● Data extract:
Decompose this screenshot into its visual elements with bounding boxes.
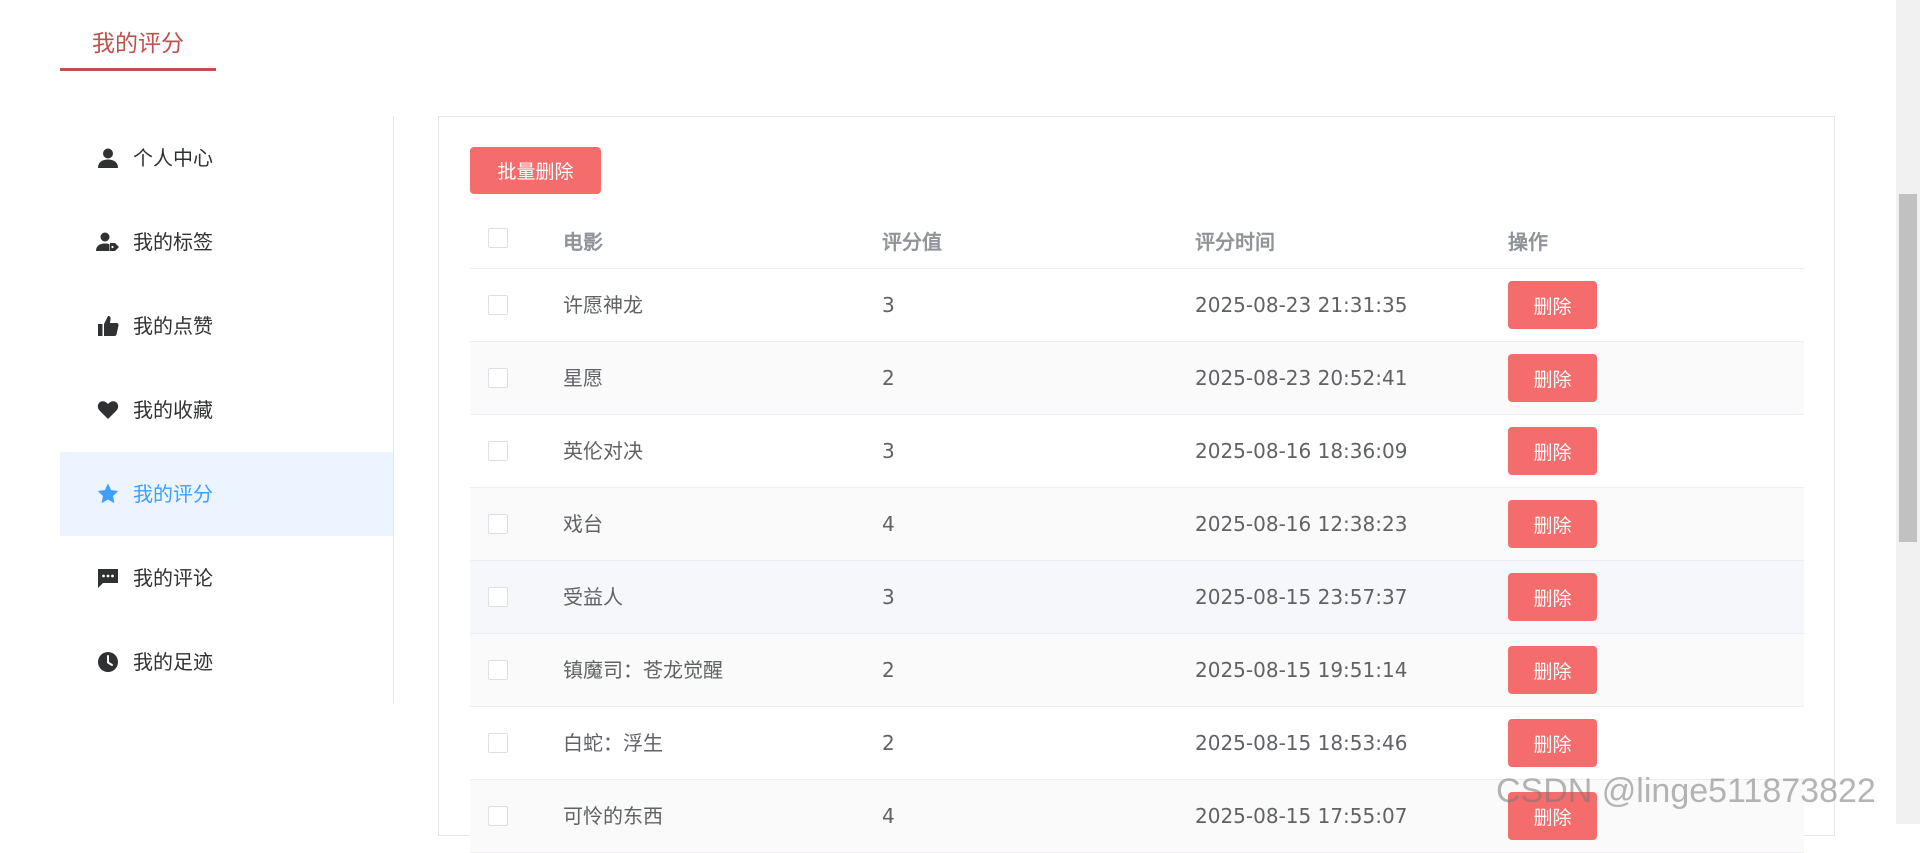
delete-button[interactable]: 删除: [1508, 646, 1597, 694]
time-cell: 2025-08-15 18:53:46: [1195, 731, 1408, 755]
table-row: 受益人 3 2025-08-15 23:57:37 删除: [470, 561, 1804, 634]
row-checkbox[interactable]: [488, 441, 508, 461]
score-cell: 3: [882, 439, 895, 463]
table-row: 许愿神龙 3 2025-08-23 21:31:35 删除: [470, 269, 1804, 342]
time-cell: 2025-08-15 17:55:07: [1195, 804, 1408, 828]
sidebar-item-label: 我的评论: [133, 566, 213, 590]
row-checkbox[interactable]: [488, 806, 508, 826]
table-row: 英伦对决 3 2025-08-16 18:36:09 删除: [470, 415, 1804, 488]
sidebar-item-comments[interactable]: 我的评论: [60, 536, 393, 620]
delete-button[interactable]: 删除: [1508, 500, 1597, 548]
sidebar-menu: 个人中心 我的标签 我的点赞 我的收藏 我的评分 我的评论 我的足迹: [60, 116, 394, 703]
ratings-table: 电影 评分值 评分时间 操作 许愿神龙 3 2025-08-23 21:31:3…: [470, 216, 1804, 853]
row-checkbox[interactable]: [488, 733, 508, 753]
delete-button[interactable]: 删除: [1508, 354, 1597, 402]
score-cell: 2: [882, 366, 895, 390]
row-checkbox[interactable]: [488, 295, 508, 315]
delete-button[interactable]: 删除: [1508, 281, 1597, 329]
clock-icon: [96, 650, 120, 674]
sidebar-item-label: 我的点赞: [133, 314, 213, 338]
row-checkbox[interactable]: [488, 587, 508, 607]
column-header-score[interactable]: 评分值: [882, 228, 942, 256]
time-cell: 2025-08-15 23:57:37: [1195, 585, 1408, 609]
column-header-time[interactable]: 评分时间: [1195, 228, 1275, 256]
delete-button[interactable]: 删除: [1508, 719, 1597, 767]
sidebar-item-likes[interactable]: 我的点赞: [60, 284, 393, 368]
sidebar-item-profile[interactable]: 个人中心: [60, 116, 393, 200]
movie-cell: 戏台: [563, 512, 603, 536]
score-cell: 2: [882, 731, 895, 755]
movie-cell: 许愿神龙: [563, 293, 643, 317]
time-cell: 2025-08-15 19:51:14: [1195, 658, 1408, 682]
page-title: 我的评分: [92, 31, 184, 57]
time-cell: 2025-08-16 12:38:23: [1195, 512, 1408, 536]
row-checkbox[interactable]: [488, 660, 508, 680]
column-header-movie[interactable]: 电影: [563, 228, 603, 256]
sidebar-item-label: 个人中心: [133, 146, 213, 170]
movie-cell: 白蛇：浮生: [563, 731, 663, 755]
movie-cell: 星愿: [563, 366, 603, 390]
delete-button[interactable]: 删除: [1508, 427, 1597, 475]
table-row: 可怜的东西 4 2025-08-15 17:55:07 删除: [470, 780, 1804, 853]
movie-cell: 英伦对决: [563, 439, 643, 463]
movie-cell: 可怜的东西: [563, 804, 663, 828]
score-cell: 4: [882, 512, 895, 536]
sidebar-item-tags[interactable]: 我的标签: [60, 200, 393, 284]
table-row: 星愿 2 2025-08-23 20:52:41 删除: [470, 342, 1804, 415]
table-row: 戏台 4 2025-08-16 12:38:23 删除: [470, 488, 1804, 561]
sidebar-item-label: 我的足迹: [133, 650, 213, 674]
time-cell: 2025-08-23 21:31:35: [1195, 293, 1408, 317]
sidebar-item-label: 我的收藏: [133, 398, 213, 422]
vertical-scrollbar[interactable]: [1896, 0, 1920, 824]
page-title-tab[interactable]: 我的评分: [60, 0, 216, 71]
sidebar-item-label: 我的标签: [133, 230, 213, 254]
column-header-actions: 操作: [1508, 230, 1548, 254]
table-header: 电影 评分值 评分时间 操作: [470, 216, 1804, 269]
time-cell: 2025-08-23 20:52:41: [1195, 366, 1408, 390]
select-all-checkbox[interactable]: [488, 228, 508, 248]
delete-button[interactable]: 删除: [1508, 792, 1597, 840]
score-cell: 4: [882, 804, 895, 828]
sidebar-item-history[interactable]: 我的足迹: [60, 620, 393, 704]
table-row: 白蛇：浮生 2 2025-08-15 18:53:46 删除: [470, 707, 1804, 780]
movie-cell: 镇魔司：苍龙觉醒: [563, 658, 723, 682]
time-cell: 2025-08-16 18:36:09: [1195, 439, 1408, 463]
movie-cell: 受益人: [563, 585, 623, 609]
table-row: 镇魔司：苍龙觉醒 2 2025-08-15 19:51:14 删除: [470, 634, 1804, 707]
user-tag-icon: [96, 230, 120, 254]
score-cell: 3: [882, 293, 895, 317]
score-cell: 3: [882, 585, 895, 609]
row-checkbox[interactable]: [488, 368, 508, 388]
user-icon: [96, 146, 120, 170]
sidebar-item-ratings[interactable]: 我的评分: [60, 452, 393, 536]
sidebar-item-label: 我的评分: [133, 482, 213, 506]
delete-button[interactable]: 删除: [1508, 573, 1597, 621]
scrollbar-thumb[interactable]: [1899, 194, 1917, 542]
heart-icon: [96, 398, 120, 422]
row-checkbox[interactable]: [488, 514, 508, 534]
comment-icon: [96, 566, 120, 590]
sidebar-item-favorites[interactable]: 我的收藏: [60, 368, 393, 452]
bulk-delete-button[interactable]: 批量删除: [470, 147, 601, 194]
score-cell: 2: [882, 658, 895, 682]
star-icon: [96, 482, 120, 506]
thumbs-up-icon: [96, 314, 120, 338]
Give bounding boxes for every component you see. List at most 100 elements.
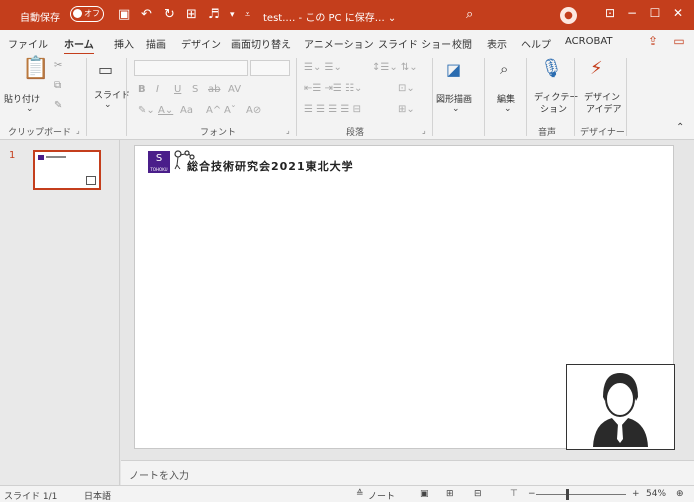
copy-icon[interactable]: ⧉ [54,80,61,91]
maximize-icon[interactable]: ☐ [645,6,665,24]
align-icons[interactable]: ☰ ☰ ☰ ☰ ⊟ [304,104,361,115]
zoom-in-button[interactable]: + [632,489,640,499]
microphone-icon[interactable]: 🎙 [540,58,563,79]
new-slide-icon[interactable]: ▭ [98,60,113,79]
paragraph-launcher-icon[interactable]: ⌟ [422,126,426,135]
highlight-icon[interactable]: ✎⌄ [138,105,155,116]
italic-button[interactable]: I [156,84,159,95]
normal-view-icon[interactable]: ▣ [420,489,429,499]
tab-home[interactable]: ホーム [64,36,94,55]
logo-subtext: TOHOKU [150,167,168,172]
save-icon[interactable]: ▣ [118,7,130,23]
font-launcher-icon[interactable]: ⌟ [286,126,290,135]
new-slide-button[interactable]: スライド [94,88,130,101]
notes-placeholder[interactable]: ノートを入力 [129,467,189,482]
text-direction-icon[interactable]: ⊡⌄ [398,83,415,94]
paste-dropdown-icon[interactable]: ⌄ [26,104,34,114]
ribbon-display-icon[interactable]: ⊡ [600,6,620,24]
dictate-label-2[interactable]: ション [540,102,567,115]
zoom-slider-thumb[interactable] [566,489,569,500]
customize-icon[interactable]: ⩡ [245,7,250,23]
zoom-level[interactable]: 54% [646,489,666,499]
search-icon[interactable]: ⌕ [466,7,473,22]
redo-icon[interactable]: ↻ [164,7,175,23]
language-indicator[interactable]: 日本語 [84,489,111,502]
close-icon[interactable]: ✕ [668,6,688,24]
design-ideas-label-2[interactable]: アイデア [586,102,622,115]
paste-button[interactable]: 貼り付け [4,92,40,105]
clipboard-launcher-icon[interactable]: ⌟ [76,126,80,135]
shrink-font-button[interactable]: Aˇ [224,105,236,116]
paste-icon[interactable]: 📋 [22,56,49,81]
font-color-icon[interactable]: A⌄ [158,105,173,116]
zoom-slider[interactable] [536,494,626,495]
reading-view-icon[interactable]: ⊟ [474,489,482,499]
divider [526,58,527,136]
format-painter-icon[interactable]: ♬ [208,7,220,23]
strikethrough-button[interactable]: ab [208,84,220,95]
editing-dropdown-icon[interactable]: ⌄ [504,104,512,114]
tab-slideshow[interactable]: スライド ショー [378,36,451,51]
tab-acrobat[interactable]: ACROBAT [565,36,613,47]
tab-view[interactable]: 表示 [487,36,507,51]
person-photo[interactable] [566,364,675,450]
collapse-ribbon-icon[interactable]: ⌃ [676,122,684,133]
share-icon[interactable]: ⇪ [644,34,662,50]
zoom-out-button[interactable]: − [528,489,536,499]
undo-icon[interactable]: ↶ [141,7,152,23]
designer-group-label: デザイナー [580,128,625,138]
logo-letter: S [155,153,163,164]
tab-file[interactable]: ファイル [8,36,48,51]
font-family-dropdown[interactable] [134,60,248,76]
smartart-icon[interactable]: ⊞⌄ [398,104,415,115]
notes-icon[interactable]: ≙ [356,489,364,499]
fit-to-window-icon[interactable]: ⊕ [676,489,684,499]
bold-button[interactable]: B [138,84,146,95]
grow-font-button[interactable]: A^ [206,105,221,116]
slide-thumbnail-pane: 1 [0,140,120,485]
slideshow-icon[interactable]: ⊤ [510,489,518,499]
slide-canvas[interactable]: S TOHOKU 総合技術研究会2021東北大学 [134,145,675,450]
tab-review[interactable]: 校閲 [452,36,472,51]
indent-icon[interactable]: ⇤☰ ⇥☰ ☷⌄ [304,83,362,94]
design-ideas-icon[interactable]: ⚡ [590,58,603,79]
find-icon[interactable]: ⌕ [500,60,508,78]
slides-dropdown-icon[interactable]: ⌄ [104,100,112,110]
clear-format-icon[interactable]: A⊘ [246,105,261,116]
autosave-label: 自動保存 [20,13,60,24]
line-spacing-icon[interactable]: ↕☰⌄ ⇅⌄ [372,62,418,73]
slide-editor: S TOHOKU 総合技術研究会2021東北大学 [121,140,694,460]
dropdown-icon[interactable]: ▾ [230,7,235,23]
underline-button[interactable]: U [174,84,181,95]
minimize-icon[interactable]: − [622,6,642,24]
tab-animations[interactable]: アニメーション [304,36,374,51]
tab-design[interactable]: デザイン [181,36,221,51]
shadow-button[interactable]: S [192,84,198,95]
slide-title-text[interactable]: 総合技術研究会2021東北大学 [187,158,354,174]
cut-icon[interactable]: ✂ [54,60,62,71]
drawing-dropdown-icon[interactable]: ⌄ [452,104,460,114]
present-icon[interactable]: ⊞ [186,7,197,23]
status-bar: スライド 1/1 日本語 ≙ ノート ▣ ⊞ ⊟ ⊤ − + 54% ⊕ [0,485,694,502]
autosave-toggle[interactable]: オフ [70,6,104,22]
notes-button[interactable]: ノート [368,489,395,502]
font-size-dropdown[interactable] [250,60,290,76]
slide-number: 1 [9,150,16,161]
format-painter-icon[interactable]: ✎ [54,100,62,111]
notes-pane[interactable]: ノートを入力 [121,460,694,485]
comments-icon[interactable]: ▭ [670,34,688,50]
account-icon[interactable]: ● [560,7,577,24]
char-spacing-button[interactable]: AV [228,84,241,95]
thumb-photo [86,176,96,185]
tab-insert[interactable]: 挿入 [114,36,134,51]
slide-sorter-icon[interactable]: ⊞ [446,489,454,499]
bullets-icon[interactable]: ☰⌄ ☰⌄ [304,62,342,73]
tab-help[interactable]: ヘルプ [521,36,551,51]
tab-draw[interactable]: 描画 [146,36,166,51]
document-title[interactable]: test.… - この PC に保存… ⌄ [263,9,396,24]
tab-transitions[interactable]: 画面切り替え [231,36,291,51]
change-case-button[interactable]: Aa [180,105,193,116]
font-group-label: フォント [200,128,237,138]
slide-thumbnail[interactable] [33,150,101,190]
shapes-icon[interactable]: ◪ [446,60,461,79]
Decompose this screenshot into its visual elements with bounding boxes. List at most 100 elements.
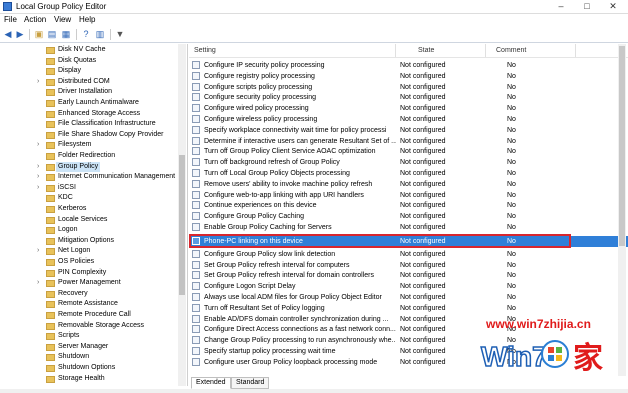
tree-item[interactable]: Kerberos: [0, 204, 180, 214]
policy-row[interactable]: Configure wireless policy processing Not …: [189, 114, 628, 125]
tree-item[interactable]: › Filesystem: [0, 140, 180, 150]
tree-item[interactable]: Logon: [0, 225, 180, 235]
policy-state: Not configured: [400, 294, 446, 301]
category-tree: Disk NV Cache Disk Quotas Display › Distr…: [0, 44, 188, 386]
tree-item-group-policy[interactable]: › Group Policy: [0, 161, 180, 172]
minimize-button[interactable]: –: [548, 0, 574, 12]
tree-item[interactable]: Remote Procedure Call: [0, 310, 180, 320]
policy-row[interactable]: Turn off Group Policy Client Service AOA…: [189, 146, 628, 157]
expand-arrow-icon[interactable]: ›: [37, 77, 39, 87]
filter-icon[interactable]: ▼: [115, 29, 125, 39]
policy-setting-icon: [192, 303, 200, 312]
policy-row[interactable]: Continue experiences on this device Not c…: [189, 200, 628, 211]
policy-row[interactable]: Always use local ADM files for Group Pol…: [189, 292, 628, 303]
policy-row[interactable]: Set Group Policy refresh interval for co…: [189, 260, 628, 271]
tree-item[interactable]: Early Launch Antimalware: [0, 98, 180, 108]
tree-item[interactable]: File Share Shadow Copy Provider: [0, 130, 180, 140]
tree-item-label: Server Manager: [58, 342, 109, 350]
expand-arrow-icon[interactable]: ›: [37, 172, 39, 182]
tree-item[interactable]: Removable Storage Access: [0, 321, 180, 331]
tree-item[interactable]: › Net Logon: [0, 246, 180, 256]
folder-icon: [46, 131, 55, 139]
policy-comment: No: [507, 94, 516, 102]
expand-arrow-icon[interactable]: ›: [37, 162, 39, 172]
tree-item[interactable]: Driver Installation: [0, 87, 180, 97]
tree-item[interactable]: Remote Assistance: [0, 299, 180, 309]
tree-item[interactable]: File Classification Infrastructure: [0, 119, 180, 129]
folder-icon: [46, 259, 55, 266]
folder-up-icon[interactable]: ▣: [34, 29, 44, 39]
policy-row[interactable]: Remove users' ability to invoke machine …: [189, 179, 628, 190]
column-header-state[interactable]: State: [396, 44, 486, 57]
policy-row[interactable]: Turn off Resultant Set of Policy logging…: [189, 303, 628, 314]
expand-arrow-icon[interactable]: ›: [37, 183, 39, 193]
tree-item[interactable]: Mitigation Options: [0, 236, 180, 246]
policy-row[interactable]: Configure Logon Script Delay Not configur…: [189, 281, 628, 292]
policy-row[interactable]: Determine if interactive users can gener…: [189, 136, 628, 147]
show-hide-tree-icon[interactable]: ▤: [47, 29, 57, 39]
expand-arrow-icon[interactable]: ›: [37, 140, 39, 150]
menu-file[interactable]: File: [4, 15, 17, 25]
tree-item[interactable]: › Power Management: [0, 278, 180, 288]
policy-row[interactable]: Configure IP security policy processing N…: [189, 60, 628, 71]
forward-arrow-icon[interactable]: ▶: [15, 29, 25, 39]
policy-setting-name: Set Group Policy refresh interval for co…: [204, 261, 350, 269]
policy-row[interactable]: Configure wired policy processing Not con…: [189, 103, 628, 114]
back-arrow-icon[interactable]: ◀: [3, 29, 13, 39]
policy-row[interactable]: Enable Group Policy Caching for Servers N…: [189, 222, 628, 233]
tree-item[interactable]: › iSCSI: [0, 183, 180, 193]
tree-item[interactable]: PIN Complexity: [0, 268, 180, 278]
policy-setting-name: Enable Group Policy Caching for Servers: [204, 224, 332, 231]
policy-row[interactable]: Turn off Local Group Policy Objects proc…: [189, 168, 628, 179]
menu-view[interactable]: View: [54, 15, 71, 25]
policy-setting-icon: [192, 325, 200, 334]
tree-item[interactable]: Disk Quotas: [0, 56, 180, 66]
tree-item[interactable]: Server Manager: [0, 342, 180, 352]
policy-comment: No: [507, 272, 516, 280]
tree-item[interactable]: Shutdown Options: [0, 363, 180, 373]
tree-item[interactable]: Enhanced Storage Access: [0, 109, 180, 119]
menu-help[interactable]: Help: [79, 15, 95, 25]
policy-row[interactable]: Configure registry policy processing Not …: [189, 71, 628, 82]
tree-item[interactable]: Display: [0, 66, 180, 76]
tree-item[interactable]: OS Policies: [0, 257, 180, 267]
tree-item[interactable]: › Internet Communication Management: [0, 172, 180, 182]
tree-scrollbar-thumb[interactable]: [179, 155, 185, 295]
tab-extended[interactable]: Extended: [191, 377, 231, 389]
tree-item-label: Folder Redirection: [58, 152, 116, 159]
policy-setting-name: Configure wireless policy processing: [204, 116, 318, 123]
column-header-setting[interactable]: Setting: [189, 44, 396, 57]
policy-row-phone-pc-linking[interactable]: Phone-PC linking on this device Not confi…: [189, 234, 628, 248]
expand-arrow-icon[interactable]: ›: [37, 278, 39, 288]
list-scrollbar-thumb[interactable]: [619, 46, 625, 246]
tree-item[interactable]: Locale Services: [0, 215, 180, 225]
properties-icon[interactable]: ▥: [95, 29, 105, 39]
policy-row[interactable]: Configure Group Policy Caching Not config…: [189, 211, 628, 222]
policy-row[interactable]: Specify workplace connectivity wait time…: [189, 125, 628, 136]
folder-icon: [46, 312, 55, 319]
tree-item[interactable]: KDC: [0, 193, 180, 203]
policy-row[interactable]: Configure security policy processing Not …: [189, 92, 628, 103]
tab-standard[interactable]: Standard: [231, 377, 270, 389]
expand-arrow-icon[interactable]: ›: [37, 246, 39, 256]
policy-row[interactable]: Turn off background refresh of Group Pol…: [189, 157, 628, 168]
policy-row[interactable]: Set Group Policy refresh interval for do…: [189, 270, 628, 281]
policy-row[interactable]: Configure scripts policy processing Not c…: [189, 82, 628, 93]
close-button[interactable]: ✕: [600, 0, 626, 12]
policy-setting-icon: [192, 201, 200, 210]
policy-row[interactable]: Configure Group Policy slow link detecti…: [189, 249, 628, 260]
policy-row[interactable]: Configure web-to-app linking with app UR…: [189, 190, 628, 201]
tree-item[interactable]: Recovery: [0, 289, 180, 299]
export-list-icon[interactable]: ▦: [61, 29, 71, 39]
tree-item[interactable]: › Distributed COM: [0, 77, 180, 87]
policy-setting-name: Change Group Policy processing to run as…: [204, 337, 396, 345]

● Description of the task:
Rewrite the lines of the records above from the one containing "delete-button[interactable]: 删除: [1508, 646, 1597, 694]" through the one containing "time-cell: 2025-08-15 17:55:07: [1195, 804, 1408, 828]", inclusive, changing "table-row" to "grid-row" and leaving everything else as it is.

● The completed task:
delete-button[interactable]: 删除: [1508, 646, 1597, 694]
time-cell: 2025-08-15 18:53:46: [1195, 731, 1408, 755]
grid-row: 受益人 3 2025-08-15 23:57:37 删除: [470, 561, 1804, 634]
row-checkbox[interactable]: [488, 441, 508, 461]
score-cell: 3: [882, 439, 895, 463]
grid-row: 许愿神龙 3 2025-08-23 21:31:35 删除: [470, 269, 1804, 342]
time-cell: 2025-08-15 17:55:07: [1195, 804, 1408, 828]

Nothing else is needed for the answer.